Work instructions.
Rewrite the lines from the one containing "What elements are" through the one containing "Output each element", swapping "present" for "shown" and changing nothing else. Output only those lines.

Provided information.
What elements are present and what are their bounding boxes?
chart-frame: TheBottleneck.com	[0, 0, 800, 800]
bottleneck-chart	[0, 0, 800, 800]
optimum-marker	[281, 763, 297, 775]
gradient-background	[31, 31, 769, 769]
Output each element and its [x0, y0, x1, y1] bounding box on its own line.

---

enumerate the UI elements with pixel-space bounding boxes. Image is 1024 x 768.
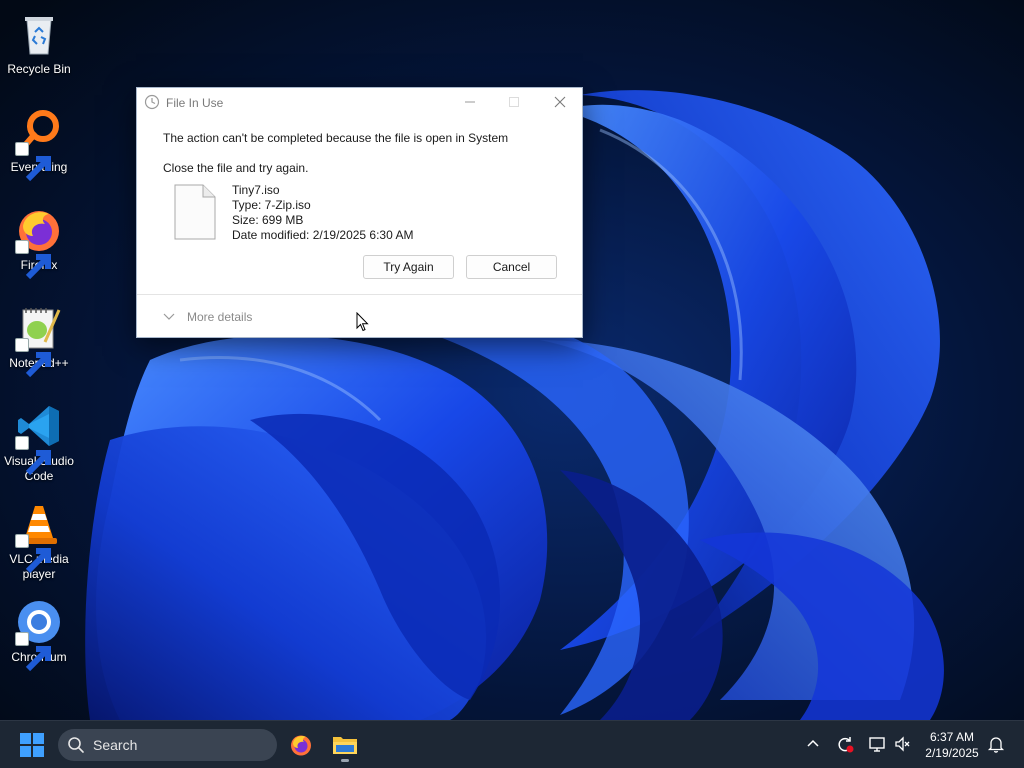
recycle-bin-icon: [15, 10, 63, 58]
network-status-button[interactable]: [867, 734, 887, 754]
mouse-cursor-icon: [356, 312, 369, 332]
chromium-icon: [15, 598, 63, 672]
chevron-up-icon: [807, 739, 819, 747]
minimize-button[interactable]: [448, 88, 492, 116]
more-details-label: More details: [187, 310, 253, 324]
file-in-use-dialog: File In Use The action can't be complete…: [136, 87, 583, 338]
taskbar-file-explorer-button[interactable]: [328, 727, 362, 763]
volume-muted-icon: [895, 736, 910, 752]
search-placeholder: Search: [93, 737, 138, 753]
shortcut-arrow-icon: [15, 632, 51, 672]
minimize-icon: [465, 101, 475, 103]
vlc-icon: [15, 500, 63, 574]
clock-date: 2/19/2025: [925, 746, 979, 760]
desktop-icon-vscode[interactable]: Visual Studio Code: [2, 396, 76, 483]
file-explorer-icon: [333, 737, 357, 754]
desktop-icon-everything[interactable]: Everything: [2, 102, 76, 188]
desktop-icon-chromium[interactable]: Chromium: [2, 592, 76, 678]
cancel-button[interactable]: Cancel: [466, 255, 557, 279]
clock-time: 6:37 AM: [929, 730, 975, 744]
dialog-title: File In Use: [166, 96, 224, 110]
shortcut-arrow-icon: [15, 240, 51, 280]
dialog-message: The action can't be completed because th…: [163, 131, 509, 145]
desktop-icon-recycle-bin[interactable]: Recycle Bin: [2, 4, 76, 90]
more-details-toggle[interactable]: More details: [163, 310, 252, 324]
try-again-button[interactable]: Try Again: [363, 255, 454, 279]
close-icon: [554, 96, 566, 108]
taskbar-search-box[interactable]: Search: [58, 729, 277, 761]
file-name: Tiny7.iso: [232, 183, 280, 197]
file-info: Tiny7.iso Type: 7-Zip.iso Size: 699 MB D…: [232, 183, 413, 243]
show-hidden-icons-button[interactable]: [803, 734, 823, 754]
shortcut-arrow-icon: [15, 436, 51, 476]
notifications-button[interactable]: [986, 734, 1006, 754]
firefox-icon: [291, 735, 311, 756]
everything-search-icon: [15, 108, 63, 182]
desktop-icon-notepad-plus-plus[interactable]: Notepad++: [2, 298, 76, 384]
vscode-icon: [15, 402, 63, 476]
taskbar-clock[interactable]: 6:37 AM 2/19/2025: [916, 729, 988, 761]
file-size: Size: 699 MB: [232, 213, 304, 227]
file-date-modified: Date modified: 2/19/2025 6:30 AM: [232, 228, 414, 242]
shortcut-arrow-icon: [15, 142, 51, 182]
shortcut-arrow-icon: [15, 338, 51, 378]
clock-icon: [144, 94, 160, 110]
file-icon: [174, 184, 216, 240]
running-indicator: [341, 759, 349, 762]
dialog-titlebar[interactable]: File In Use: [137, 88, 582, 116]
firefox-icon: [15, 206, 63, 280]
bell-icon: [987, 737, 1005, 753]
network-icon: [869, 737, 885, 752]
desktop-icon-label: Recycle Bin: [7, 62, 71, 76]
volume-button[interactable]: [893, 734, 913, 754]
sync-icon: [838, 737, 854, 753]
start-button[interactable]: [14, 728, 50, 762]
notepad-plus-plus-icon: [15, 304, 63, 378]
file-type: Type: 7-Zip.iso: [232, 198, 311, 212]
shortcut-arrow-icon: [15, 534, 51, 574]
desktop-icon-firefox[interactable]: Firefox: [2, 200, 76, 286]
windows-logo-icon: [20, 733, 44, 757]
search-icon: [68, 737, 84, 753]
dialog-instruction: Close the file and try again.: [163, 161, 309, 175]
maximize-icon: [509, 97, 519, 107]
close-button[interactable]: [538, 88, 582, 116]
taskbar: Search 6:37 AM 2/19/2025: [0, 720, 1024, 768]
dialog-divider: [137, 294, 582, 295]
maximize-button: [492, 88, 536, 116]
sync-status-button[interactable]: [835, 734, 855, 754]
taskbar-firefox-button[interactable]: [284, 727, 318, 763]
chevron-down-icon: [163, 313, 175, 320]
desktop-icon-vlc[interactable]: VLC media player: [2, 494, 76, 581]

==

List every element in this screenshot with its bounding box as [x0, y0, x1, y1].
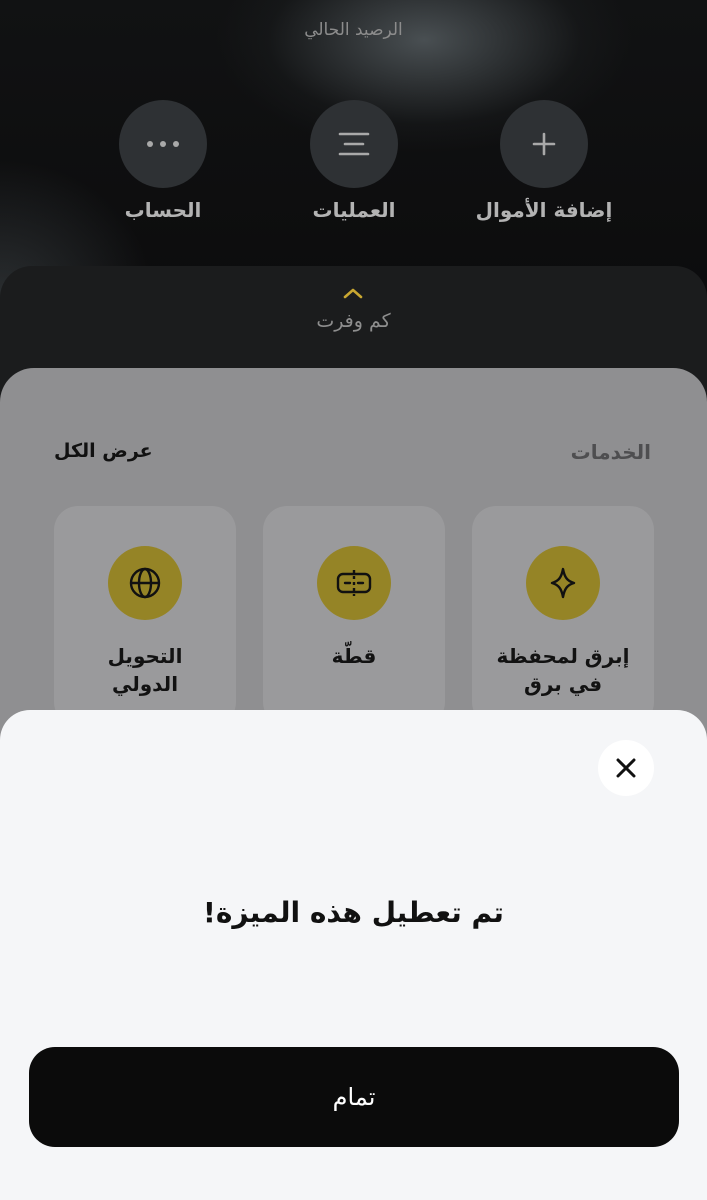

Problem solution.
What elements are shown and what are their bounding boxes?
chart-frame: TheBottleneck.com	[0, 0, 800, 800]
bottleneck-chart	[0, 0, 800, 800]
optimum-marker	[281, 763, 297, 775]
gradient-background	[31, 31, 769, 769]
Output each element and its [x0, y0, x1, y1] bounding box on its own line.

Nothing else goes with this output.